§ **Given problem**: Show every line containing "JSON" by copying it.

## start Extracted entries

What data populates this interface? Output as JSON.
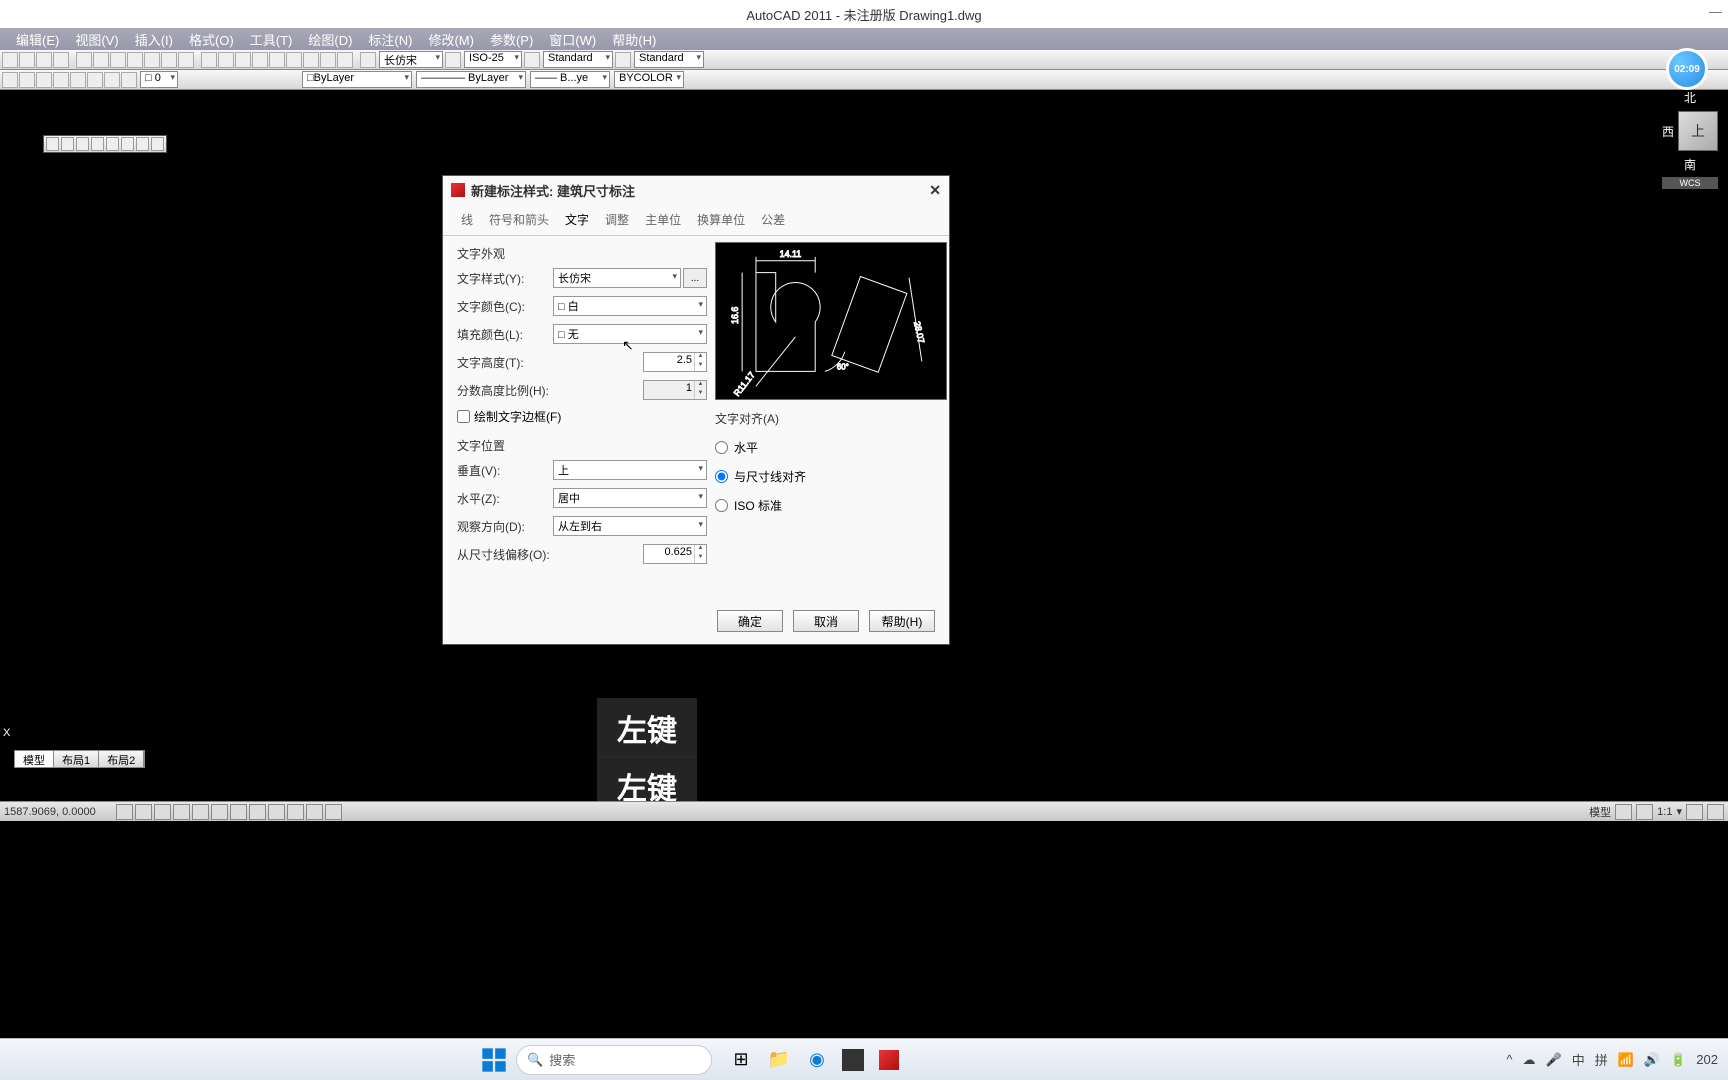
{
  "titlebar": {
    "text": "AutoCAD 2011 - 未注册版     Drawing1.dwg"
  },
  "menubar": [
    "编辑(E)",
    "视图(V)",
    "插入(I)",
    "格式(O)",
    "工具(T)",
    "绘图(D)",
    "标注(N)",
    "修改(M)",
    "参数(P)",
    "窗口(W)",
    "帮助(H)"
  ],
  "toolbar1": {
    "dim_style": "长仿宋",
    "iso": "ISO-25",
    "std1": "Standard",
    "std2": "Standard"
  },
  "toolbar2": {
    "layer": "□ByLayer",
    "linetype": "———— ByLayer",
    "lineweight": "—— B...ye",
    "color": "BYCOLOR",
    "coord": "□ 0"
  },
  "navcube": {
    "n": "北",
    "s": "南",
    "w": "西",
    "top": "上",
    "wcs": "WCS"
  },
  "clock": "02:09",
  "dialog": {
    "title": "新建标注样式: 建筑尺寸标注",
    "tabs": [
      "线",
      "符号和箭头",
      "文字",
      "调整",
      "主单位",
      "换算单位",
      "公差"
    ],
    "active_tab": 2,
    "appearance": {
      "grp": "文字外观",
      "style_lbl": "文字样式(Y):",
      "style_val": "长仿宋",
      "color_lbl": "文字颜色(C):",
      "color_val": "白",
      "fill_lbl": "填充颜色(L):",
      "fill_val": "无",
      "height_lbl": "文字高度(T):",
      "height_val": "2.5",
      "scale_lbl": "分数高度比例(H):",
      "scale_val": "1",
      "frame_lbl": "绘制文字边框(F)"
    },
    "placement": {
      "grp": "文字位置",
      "vert_lbl": "垂直(V):",
      "vert_val": "上",
      "horiz_lbl": "水平(Z):",
      "horiz_val": "居中",
      "dir_lbl": "观察方向(D):",
      "dir_val": "从左到右",
      "offset_lbl": "从尺寸线偏移(O):",
      "offset_val": "0.625"
    },
    "align": {
      "grp": "文字对齐(A)",
      "r1": "水平",
      "r2": "与尺寸线对齐",
      "r3": "ISO 标准",
      "selected": 1
    },
    "preview": {
      "dim1": "14.11",
      "dim2": "16.6",
      "dim3": "28.07",
      "dim4": "R11.17",
      "dim5": "60°"
    },
    "btns": {
      "ok": "确定",
      "cancel": "取消",
      "help": "帮助(H)"
    }
  },
  "key_overlay": "左键",
  "layout_tabs": [
    "模型",
    "布局1",
    "布局2"
  ],
  "statusbar": {
    "coords": "1587.9069, 0.0000",
    "right_items": [
      "模型",
      "1:1",
      "▾"
    ]
  },
  "taskbar": {
    "search": "搜索",
    "tray": {
      "ime1": "中",
      "ime2": "拼",
      "time": "202"
    }
  }
}
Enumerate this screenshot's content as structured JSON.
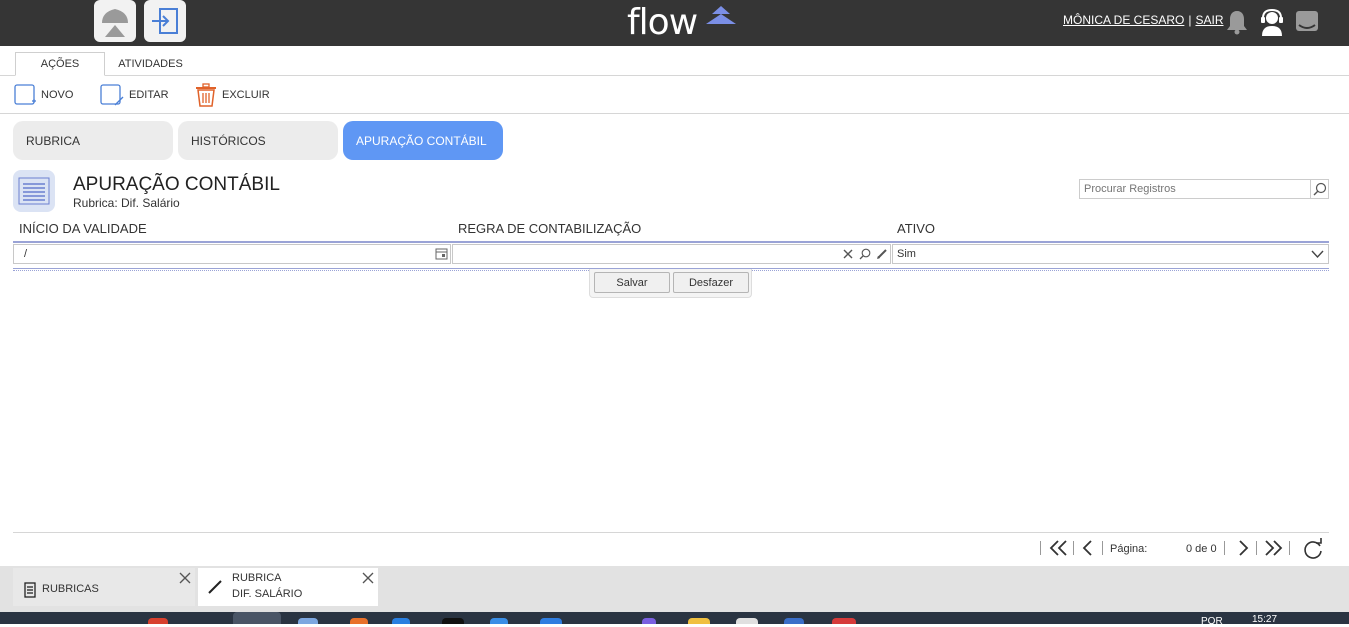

## end Extracted entries

§ **Answer for the task**:
What data populates this interface? Output as JSON.
Enumerate this screenshot's content as structured JSON.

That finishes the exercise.